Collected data

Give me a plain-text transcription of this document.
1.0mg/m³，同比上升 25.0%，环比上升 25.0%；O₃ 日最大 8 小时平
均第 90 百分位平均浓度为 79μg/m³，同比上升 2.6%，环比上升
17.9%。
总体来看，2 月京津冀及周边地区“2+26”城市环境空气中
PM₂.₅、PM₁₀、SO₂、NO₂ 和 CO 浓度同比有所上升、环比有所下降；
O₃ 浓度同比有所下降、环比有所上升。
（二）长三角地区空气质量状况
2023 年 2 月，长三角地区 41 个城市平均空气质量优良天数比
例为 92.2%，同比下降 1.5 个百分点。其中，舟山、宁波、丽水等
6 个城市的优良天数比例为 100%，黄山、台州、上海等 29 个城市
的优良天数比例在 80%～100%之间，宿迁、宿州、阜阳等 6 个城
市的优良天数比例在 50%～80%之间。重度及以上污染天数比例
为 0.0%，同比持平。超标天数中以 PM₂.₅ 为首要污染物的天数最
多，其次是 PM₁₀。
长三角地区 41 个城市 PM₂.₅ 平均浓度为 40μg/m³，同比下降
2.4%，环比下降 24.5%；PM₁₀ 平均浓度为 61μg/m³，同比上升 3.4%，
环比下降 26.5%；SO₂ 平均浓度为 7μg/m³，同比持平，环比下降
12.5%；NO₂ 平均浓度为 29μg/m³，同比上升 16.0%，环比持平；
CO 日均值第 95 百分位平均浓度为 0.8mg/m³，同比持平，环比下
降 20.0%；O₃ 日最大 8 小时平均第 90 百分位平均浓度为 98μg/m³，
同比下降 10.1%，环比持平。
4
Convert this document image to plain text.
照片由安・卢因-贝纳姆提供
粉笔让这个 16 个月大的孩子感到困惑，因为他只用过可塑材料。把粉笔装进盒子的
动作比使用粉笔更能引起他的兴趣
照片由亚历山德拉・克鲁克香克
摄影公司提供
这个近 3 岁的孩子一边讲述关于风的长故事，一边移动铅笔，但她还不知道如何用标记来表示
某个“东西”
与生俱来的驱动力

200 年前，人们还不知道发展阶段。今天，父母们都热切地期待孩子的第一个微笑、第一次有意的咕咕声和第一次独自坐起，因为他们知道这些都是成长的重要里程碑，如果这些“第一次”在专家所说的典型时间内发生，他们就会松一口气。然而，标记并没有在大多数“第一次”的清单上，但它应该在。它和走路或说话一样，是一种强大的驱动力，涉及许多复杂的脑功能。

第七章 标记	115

STATED PROBLEM - List each line holding the string "同比持平".

THE REPLY -
为 0.0%，同比持平。超标天数中以 PM₂.₅ 为首要污染物的天数最
环比下降 26.5%；SO₂ 平均浓度为 7μg/m³，同比持平，环比下降
CO 日均值第 95 百分位平均浓度为 0.8mg/m³，同比持平，环比下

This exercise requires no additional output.